ENTRIES SHOWN:

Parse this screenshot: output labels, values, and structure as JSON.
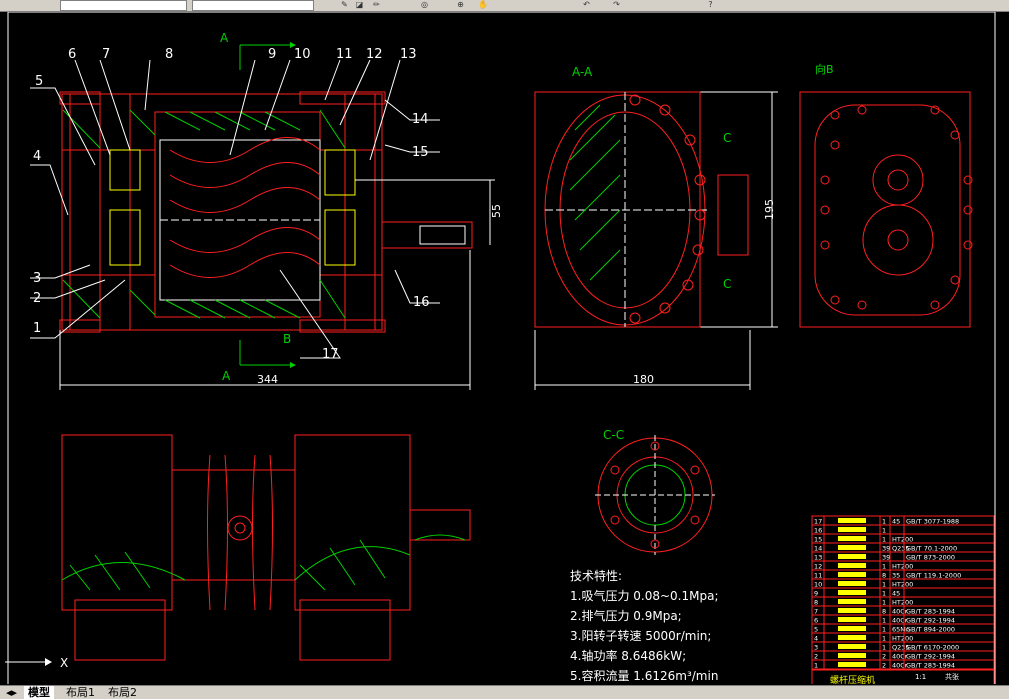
{
  "toolbar": {
    "buttons": [
      "open-icon",
      "layer-icon",
      "draw-icon",
      "snap-icon",
      "zoom-icon",
      "pan-icon",
      "undo-icon",
      "redo-icon",
      "help-icon"
    ]
  },
  "sections": {
    "aa": "A-A",
    "aa_top": "A",
    "aa_bottom": "A",
    "b": "B",
    "b_view": "向B",
    "cc": "C-C",
    "c": "C"
  },
  "leaders": [
    "1",
    "2",
    "3",
    "4",
    "5",
    "6",
    "7",
    "8",
    "9",
    "10",
    "11",
    "12",
    "13",
    "14",
    "15",
    "16",
    "17"
  ],
  "dims": {
    "d344": "344",
    "d55": "55",
    "d180": "180",
    "d195": "195"
  },
  "tech": {
    "title": "技术特性:",
    "l1": "1.吸气压力 0.08~0.1Mpa;",
    "l2": "2.排气压力 0.9Mpa;",
    "l3": "3.阳转子转速 5000r/min;",
    "l4": "4.轴功率 8.6486kW;",
    "l5": "5.容积流量 1.6126m³/min"
  },
  "title_block": {
    "name": "螺杆压缩机",
    "scale": "1:1",
    "sheet": "共张"
  },
  "bom": [
    {
      "n": "17",
      "q": "1",
      "m": "45",
      "s": "GB/T 3077-1988"
    },
    {
      "n": "16",
      "q": "1",
      "m": "",
      "s": ""
    },
    {
      "n": "15",
      "q": "1",
      "m": "HT200",
      "s": ""
    },
    {
      "n": "14",
      "q": "39",
      "m": "Q235",
      "s": "GB/T 70.1-2000"
    },
    {
      "n": "13",
      "q": "39",
      "m": "",
      "s": "GB/T 873-2000"
    },
    {
      "n": "12",
      "q": "1",
      "m": "HT200",
      "s": ""
    },
    {
      "n": "11",
      "q": "8",
      "m": "35",
      "s": "GB/T 119.1-2000"
    },
    {
      "n": "10",
      "q": "1",
      "m": "HT200",
      "s": ""
    },
    {
      "n": "9",
      "q": "1",
      "m": "45",
      "s": ""
    },
    {
      "n": "8",
      "q": "1",
      "m": "HT200",
      "s": ""
    },
    {
      "n": "7",
      "q": "8",
      "m": "40Cr",
      "s": "GB/T 283-1994"
    },
    {
      "n": "6",
      "q": "1",
      "m": "40Cr",
      "s": "GB/T 292-1994"
    },
    {
      "n": "5",
      "q": "1",
      "m": "65Mn",
      "s": "GB/T 894-2000"
    },
    {
      "n": "4",
      "q": "1",
      "m": "HT200",
      "s": ""
    },
    {
      "n": "3",
      "q": "1",
      "m": "Q235",
      "s": "GB/T 6170-2000"
    },
    {
      "n": "2",
      "q": "2",
      "m": "40Cr",
      "s": "GB/T 292-1994"
    },
    {
      "n": "1",
      "q": "2",
      "m": "40Cr",
      "s": "GB/T 283-1994"
    }
  ],
  "axis_label": "X",
  "tabs": [
    "模型",
    "布局1",
    "布局2"
  ],
  "colors": {
    "red": "#ff2020",
    "green": "#00d000",
    "yellow": "#ffff00",
    "white": "#ffffff",
    "bg": "#000000"
  }
}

WHAT YOU HAVE TO DO: Which lines of the material contain the string "icon"? List each of them.

REPLY:
      "open-icon",
      "layer-icon",
      "draw-icon",
      "snap-icon",
      "zoom-icon",
      "pan-icon",
      "undo-icon",
      "redo-icon",
      "help-icon"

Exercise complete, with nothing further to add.